### Given task
Rewrite the stretch from the start of the entries through the line containing "number-box-cell: — [696, 166, 816, 209]", substituting "magnifier-icon" for every "search-icon" and leaving everything else unchanged.
-------------------------
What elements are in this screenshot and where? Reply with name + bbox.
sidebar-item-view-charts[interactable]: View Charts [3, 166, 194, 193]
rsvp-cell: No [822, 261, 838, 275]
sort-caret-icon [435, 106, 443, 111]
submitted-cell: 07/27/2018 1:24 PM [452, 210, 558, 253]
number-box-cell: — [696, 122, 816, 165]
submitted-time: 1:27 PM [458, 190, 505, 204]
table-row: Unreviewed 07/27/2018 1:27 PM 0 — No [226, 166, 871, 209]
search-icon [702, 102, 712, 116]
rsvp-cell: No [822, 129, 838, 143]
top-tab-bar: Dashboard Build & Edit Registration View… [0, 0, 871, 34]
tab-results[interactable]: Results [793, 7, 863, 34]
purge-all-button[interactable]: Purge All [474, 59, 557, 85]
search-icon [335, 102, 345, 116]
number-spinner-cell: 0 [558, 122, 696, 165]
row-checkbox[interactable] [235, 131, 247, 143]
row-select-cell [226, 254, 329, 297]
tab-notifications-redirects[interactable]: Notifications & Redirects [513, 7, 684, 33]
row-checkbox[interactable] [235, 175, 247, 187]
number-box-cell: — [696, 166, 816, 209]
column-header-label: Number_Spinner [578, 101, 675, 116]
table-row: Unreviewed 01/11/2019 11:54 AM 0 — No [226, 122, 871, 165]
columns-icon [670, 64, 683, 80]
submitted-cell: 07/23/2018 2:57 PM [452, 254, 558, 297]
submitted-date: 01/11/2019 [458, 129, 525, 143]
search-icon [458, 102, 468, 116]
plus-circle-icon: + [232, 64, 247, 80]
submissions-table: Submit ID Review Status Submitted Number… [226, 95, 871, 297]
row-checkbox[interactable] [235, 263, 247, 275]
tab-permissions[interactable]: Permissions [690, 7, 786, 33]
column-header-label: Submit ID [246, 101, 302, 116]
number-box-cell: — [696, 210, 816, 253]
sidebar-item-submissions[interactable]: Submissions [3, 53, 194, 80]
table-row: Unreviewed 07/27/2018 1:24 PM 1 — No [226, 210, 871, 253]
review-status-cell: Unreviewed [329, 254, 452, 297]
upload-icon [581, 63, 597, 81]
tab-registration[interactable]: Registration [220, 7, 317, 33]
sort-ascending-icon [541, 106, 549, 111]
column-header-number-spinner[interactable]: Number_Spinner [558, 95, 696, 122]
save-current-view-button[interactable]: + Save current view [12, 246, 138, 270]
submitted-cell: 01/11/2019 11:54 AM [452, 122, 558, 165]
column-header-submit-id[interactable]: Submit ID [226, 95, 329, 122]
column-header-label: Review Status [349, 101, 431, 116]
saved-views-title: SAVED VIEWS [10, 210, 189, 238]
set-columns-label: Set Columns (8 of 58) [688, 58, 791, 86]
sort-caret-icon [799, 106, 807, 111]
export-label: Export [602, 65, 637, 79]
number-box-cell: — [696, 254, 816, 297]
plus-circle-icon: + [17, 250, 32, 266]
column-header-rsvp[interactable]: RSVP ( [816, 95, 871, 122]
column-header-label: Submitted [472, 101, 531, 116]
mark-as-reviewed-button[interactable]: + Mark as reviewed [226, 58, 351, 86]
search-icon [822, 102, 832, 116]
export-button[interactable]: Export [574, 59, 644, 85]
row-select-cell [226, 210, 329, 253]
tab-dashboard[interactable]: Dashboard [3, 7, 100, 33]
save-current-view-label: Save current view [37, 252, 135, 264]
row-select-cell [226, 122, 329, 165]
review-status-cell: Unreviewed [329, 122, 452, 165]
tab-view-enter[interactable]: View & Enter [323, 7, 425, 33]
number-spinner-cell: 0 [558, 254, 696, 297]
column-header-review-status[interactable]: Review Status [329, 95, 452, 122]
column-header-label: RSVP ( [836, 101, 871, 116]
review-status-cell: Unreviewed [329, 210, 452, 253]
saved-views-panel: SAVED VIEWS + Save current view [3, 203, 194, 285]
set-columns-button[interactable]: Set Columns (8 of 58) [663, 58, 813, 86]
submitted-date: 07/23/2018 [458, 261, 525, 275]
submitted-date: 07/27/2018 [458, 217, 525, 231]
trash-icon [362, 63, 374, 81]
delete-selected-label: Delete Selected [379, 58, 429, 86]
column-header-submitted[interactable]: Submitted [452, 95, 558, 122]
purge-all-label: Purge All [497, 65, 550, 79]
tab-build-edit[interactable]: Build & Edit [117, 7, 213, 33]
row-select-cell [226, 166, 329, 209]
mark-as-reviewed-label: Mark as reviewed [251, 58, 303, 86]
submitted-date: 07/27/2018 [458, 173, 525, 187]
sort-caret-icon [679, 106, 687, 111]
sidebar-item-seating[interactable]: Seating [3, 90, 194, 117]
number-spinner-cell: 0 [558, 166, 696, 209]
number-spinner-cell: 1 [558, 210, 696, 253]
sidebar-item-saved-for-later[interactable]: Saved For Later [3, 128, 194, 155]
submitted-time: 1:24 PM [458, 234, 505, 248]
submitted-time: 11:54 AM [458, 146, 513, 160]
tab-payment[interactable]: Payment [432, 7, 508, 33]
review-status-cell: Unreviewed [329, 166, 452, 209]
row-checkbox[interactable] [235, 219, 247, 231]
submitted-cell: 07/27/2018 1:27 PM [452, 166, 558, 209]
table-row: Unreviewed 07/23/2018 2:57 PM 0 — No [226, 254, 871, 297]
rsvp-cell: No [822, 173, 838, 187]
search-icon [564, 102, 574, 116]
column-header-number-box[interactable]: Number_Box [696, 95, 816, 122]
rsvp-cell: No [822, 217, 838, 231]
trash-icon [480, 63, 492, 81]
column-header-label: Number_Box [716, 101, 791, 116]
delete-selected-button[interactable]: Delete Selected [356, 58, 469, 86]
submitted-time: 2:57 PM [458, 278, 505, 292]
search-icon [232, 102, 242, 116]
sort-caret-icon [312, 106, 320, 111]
-------------------------
### Result of the exercise
What elements are in this screenshot and where? Reply with name + bbox.
sidebar-item-view-charts[interactable]: View Charts [3, 166, 194, 193]
rsvp-cell: No [822, 261, 838, 275]
sort-caret-icon [435, 106, 443, 111]
submitted-cell: 07/27/2018 1:24 PM [452, 210, 558, 253]
number-box-cell: — [696, 122, 816, 165]
submitted-time: 1:27 PM [458, 190, 505, 204]
table-row: Unreviewed 07/27/2018 1:27 PM 0 — No [226, 166, 871, 209]
magnifier-icon [702, 102, 712, 116]
rsvp-cell: No [822, 129, 838, 143]
top-tab-bar: Dashboard Build & Edit Registration View… [0, 0, 871, 34]
tab-results[interactable]: Results [793, 7, 863, 34]
purge-all-button[interactable]: Purge All [474, 59, 557, 85]
magnifier-icon [335, 102, 345, 116]
number-spinner-cell: 0 [558, 122, 696, 165]
row-checkbox[interactable] [235, 131, 247, 143]
row-select-cell [226, 254, 329, 297]
tab-notifications-redirects[interactable]: Notifications & Redirects [513, 7, 684, 33]
row-checkbox[interactable] [235, 175, 247, 187]
number-box-cell: — [696, 166, 816, 209]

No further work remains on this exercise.